→ Task: Copy every line from the records below that holds the word "parmi".

→ Excerpted records:

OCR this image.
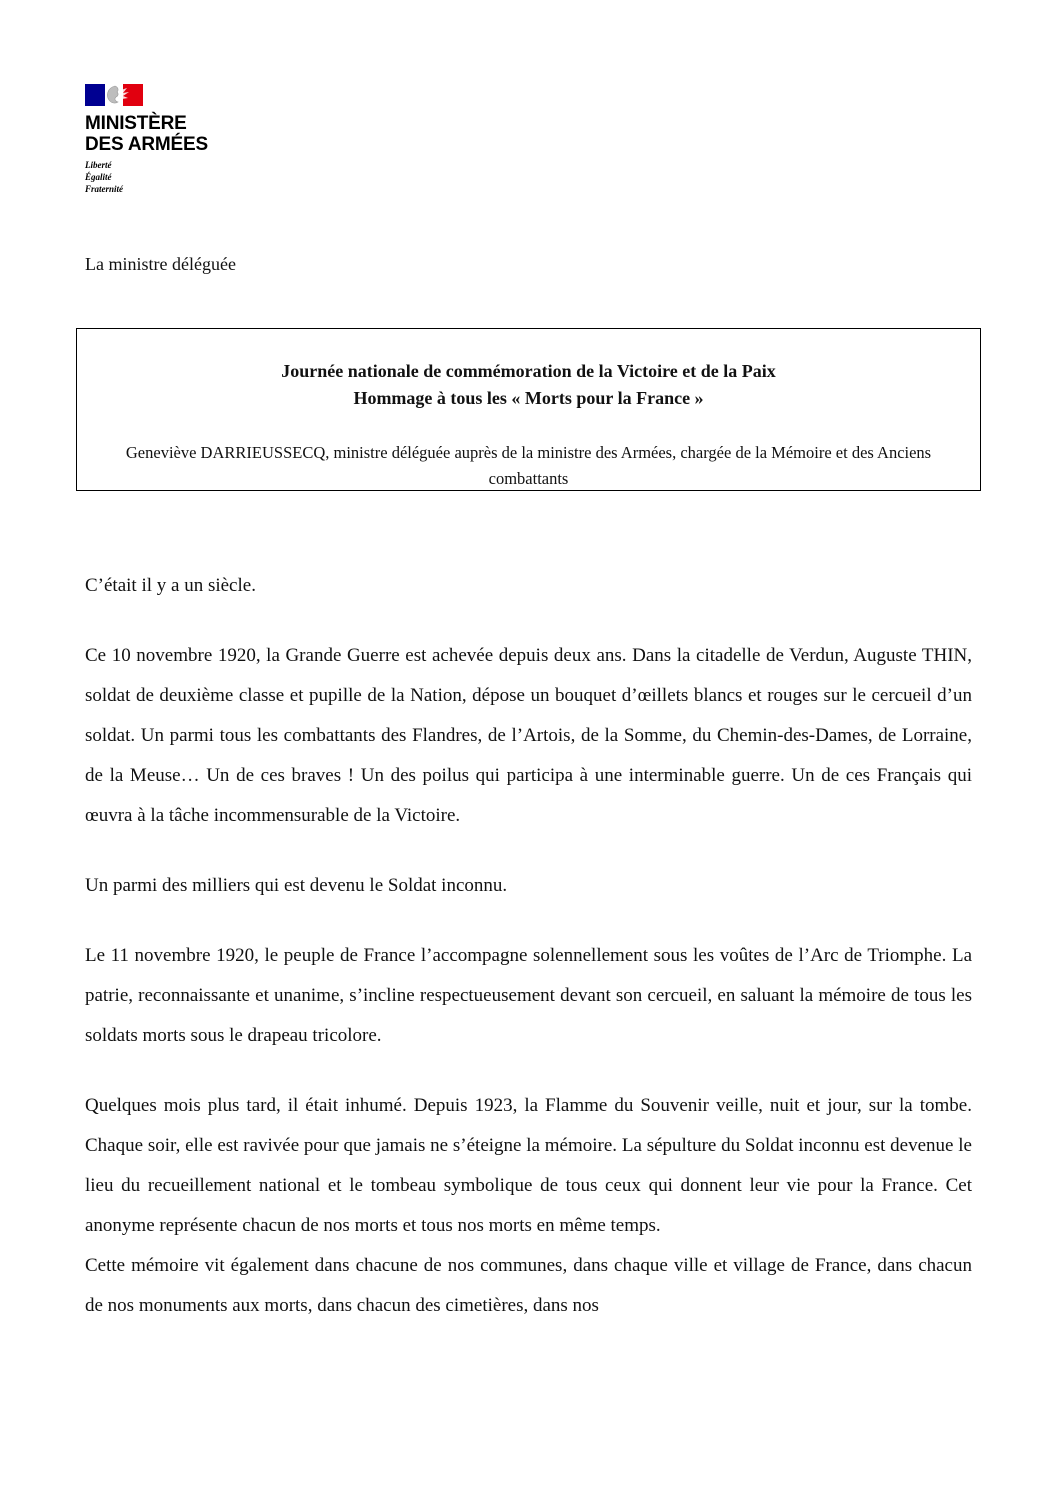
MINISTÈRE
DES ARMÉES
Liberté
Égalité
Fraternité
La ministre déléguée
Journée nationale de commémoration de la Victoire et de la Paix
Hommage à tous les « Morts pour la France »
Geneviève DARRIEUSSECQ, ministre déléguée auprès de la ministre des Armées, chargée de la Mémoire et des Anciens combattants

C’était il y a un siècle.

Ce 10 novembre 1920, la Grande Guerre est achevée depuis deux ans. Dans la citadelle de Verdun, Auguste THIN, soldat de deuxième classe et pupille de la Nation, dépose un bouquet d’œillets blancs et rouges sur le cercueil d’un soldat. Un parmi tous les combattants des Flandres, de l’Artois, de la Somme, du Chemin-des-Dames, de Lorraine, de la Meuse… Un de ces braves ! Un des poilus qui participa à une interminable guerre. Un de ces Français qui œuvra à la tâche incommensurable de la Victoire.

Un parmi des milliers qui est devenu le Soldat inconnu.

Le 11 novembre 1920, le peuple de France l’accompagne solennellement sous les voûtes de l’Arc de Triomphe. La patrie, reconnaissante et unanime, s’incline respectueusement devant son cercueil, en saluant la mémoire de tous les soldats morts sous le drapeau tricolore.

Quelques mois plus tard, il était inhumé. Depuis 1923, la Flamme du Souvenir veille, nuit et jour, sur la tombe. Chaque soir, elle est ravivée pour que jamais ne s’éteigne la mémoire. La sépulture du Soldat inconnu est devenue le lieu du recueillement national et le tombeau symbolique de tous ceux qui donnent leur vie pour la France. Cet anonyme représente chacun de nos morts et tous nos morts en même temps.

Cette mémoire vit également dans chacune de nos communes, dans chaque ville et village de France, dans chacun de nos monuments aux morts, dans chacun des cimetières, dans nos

→ Answer for the task:
Ce 10 novembre 1920, la Grande Guerre est achevée depuis deux ans. Dans la citadelle de Verdun, Auguste THIN, soldat de deuxième classe et pupille de la Nation, dépose un bouquet d’œillets blancs et rouges sur le cercueil d’un soldat. Un parmi tous les combattants des Flandres, de l’Artois, de la Somme, du Chemin-des-Dames, de Lorraine, de la Meuse… Un de ces braves ! Un des poilus qui participa à une interminable guerre. Un de ces Français qui œuvra à la tâche incommensurable de la Victoire.
Un parmi des milliers qui est devenu le Soldat inconnu.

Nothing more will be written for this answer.